● WHAT YOU ARE ASKED TO DO: Set down the full listing exactly as given. Any pictures are to be left out.

● SUPPLIED MATERIAL:
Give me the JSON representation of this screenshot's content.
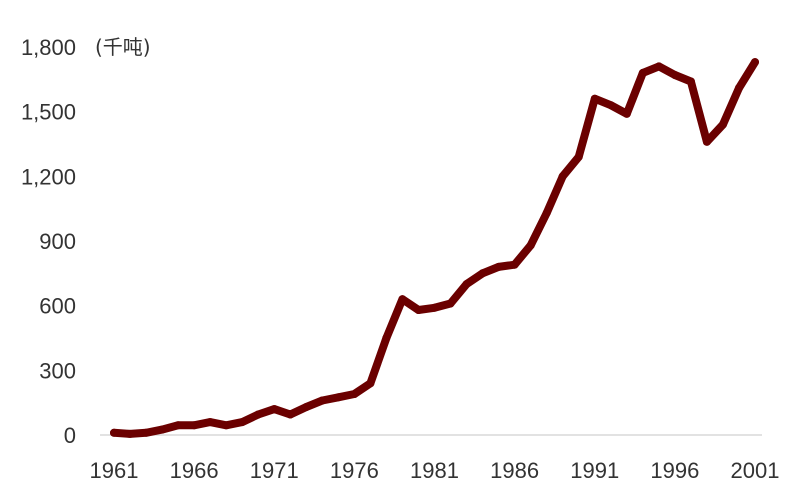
{
  "chart_data": {
    "type": "line",
    "unit_label": "(千吨)",
    "title": "",
    "xlabel": "",
    "ylabel": "",
    "xlim": [
      1961,
      2001
    ],
    "ylim": [
      0,
      1800
    ],
    "y_ticks": [
      0,
      300,
      600,
      900,
      1200,
      1500,
      1800
    ],
    "y_tick_labels": [
      "0",
      "300",
      "600",
      "900",
      "1,200",
      "1,500",
      "1,800"
    ],
    "x_ticks": [
      1961,
      1966,
      1971,
      1976,
      1981,
      1986,
      1991,
      1996,
      2001
    ],
    "x_tick_labels": [
      "1961",
      "1966",
      "1971",
      "1976",
      "1981",
      "1986",
      "1991",
      "1996",
      "2001"
    ],
    "grid": false,
    "legend": "none",
    "series": [
      {
        "color": "#6b0000",
        "x": [
          1961,
          1962,
          1963,
          1964,
          1965,
          1966,
          1967,
          1968,
          1969,
          1970,
          1971,
          1972,
          1973,
          1974,
          1975,
          1976,
          1977,
          1978,
          1979,
          1980,
          1981,
          1982,
          1983,
          1984,
          1985,
          1986,
          1987,
          1988,
          1989,
          1990,
          1991,
          1992,
          1993,
          1994,
          1995,
          1996,
          1997,
          1998,
          1999,
          2000,
          2001
        ],
        "values": [
          10,
          5,
          10,
          25,
          45,
          45,
          60,
          45,
          60,
          95,
          120,
          95,
          130,
          160,
          175,
          190,
          240,
          450,
          630,
          580,
          590,
          610,
          700,
          750,
          780,
          790,
          880,
          1030,
          1200,
          1290,
          1560,
          1530,
          1490,
          1680,
          1710,
          1670,
          1640,
          1360,
          1440,
          1610,
          1730
        ]
      }
    ]
  }
}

● CORRECT OUTPUT:
Give me the JSON representation of this screenshot's content.
{
  "chart_data": {
    "type": "line",
    "unit_label": "(千吨)",
    "title": "",
    "xlabel": "",
    "ylabel": "",
    "xlim": [
      1961,
      2001
    ],
    "ylim": [
      0,
      1800
    ],
    "y_ticks": [
      0,
      300,
      600,
      900,
      1200,
      1500,
      1800
    ],
    "y_tick_labels": [
      "0",
      "300",
      "600",
      "900",
      "1,200",
      "1,500",
      "1,800"
    ],
    "x_ticks": [
      1961,
      1966,
      1971,
      1976,
      1981,
      1986,
      1991,
      1996,
      2001
    ],
    "x_tick_labels": [
      "1961",
      "1966",
      "1971",
      "1976",
      "1981",
      "1986",
      "1991",
      "1996",
      "2001"
    ],
    "grid": false,
    "legend": "none",
    "series": [
      {
        "color": "#6b0000",
        "x": [
          1961,
          1962,
          1963,
          1964,
          1965,
          1966,
          1967,
          1968,
          1969,
          1970,
          1971,
          1972,
          1973,
          1974,
          1975,
          1976,
          1977,
          1978,
          1979,
          1980,
          1981,
          1982,
          1983,
          1984,
          1985,
          1986,
          1987,
          1988,
          1989,
          1990,
          1991,
          1992,
          1993,
          1994,
          1995,
          1996,
          1997,
          1998,
          1999,
          2000,
          2001
        ],
        "values": [
          10,
          5,
          10,
          25,
          45,
          45,
          60,
          45,
          60,
          95,
          120,
          95,
          130,
          160,
          175,
          190,
          240,
          450,
          630,
          580,
          590,
          610,
          700,
          750,
          780,
          790,
          880,
          1030,
          1200,
          1290,
          1560,
          1530,
          1490,
          1680,
          1710,
          1670,
          1640,
          1360,
          1440,
          1610,
          1730
        ]
      }
    ]
  }
}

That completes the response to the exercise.